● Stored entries
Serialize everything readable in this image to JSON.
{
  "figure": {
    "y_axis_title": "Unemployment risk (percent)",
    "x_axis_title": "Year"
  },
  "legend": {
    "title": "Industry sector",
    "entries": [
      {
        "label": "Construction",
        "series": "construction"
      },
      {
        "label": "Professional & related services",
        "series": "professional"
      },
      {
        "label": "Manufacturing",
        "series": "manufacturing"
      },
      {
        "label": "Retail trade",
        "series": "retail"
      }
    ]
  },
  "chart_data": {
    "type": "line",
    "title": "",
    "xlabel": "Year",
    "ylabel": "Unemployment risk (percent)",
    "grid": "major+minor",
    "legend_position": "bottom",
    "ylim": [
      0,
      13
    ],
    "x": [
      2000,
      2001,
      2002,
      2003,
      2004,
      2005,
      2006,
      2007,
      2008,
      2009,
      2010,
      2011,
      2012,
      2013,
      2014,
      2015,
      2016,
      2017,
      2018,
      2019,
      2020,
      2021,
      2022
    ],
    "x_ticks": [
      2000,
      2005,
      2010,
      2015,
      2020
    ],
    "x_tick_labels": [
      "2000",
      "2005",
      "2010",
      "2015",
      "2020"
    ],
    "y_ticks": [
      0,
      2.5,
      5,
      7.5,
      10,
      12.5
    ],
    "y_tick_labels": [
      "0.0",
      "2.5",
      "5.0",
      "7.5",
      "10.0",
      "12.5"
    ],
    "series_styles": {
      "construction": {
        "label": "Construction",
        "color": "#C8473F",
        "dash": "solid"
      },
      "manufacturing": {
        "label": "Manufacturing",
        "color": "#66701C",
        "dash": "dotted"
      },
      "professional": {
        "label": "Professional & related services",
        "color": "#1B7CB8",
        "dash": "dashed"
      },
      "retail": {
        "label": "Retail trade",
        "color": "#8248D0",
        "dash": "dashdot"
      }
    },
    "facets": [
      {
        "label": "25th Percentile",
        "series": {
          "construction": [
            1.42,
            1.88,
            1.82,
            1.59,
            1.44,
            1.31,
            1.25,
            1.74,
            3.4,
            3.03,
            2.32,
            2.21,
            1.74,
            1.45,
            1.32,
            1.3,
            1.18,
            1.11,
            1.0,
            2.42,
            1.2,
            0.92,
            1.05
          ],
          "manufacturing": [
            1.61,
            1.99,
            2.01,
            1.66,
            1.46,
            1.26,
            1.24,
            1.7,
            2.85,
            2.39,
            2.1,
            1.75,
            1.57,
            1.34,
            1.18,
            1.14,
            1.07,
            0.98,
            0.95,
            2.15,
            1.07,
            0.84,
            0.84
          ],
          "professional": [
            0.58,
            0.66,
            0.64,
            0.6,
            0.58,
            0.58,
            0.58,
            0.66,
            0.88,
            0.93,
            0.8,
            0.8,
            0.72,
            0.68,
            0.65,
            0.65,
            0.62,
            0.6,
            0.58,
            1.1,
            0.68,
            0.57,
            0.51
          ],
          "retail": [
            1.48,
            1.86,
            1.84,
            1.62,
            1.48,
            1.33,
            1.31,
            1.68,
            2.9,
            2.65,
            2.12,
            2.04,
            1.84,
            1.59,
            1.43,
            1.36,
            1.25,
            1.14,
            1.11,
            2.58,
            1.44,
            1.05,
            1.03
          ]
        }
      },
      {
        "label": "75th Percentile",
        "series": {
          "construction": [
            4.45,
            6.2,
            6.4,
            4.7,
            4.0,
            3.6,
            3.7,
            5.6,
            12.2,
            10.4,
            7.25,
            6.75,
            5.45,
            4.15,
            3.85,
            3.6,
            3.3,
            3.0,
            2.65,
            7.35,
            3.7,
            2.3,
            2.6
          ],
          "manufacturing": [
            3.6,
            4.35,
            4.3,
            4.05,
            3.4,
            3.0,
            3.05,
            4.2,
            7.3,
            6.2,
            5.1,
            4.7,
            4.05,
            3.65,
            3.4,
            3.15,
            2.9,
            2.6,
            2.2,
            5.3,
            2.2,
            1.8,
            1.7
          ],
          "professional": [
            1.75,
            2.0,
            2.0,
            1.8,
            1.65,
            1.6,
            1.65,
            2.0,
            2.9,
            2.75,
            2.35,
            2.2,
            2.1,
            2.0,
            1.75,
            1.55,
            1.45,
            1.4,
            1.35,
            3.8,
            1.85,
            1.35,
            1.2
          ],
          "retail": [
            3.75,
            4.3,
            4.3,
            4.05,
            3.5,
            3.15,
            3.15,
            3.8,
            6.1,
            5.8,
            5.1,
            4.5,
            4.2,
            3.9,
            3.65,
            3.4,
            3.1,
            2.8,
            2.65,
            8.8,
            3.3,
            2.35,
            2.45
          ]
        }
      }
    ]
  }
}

● Problem statement
Take the entries and copy them out exactly.

● Solved problem
Serialize everything readable in this image to JSON.
{
  "figure": {
    "y_axis_title": "Unemployment risk (percent)",
    "x_axis_title": "Year"
  },
  "legend": {
    "title": "Industry sector",
    "entries": [
      {
        "label": "Construction",
        "series": "construction"
      },
      {
        "label": "Professional & related services",
        "series": "professional"
      },
      {
        "label": "Manufacturing",
        "series": "manufacturing"
      },
      {
        "label": "Retail trade",
        "series": "retail"
      }
    ]
  },
  "chart_data": {
    "type": "line",
    "title": "",
    "xlabel": "Year",
    "ylabel": "Unemployment risk (percent)",
    "grid": "major+minor",
    "legend_position": "bottom",
    "ylim": [
      0,
      13
    ],
    "x": [
      2000,
      2001,
      2002,
      2003,
      2004,
      2005,
      2006,
      2007,
      2008,
      2009,
      2010,
      2011,
      2012,
      2013,
      2014,
      2015,
      2016,
      2017,
      2018,
      2019,
      2020,
      2021,
      2022
    ],
    "x_ticks": [
      2000,
      2005,
      2010,
      2015,
      2020
    ],
    "x_tick_labels": [
      "2000",
      "2005",
      "2010",
      "2015",
      "2020"
    ],
    "y_ticks": [
      0,
      2.5,
      5,
      7.5,
      10,
      12.5
    ],
    "y_tick_labels": [
      "0.0",
      "2.5",
      "5.0",
      "7.5",
      "10.0",
      "12.5"
    ],
    "series_styles": {
      "construction": {
        "label": "Construction",
        "color": "#C8473F",
        "dash": "solid"
      },
      "manufacturing": {
        "label": "Manufacturing",
        "color": "#66701C",
        "dash": "dotted"
      },
      "professional": {
        "label": "Professional & related services",
        "color": "#1B7CB8",
        "dash": "dashed"
      },
      "retail": {
        "label": "Retail trade",
        "color": "#8248D0",
        "dash": "dashdot"
      }
    },
    "facets": [
      {
        "label": "25th Percentile",
        "series": {
          "construction": [
            1.42,
            1.88,
            1.82,
            1.59,
            1.44,
            1.31,
            1.25,
            1.74,
            3.4,
            3.03,
            2.32,
            2.21,
            1.74,
            1.45,
            1.32,
            1.3,
            1.18,
            1.11,
            1.0,
            2.42,
            1.2,
            0.92,
            1.05
          ],
          "manufacturing": [
            1.61,
            1.99,
            2.01,
            1.66,
            1.46,
            1.26,
            1.24,
            1.7,
            2.85,
            2.39,
            2.1,
            1.75,
            1.57,
            1.34,
            1.18,
            1.14,
            1.07,
            0.98,
            0.95,
            2.15,
            1.07,
            0.84,
            0.84
          ],
          "professional": [
            0.58,
            0.66,
            0.64,
            0.6,
            0.58,
            0.58,
            0.58,
            0.66,
            0.88,
            0.93,
            0.8,
            0.8,
            0.72,
            0.68,
            0.65,
            0.65,
            0.62,
            0.6,
            0.58,
            1.1,
            0.68,
            0.57,
            0.51
          ],
          "retail": [
            1.48,
            1.86,
            1.84,
            1.62,
            1.48,
            1.33,
            1.31,
            1.68,
            2.9,
            2.65,
            2.12,
            2.04,
            1.84,
            1.59,
            1.43,
            1.36,
            1.25,
            1.14,
            1.11,
            2.58,
            1.44,
            1.05,
            1.03
          ]
        }
      },
      {
        "label": "75th Percentile",
        "series": {
          "construction": [
            4.45,
            6.2,
            6.4,
            4.7,
            4.0,
            3.6,
            3.7,
            5.6,
            12.2,
            10.4,
            7.25,
            6.75,
            5.45,
            4.15,
            3.85,
            3.6,
            3.3,
            3.0,
            2.65,
            7.35,
            3.7,
            2.3,
            2.6
          ],
          "manufacturing": [
            3.6,
            4.35,
            4.3,
            4.05,
            3.4,
            3.0,
            3.05,
            4.2,
            7.3,
            6.2,
            5.1,
            4.7,
            4.05,
            3.65,
            3.4,
            3.15,
            2.9,
            2.6,
            2.2,
            5.3,
            2.2,
            1.8,
            1.7
          ],
          "professional": [
            1.75,
            2.0,
            2.0,
            1.8,
            1.65,
            1.6,
            1.65,
            2.0,
            2.9,
            2.75,
            2.35,
            2.2,
            2.1,
            2.0,
            1.75,
            1.55,
            1.45,
            1.4,
            1.35,
            3.8,
            1.85,
            1.35,
            1.2
          ],
          "retail": [
            3.75,
            4.3,
            4.3,
            4.05,
            3.5,
            3.15,
            3.15,
            3.8,
            6.1,
            5.8,
            5.1,
            4.5,
            4.2,
            3.9,
            3.65,
            3.4,
            3.1,
            2.8,
            2.65,
            8.8,
            3.3,
            2.35,
            2.45
          ]
        }
      }
    ]
  }
}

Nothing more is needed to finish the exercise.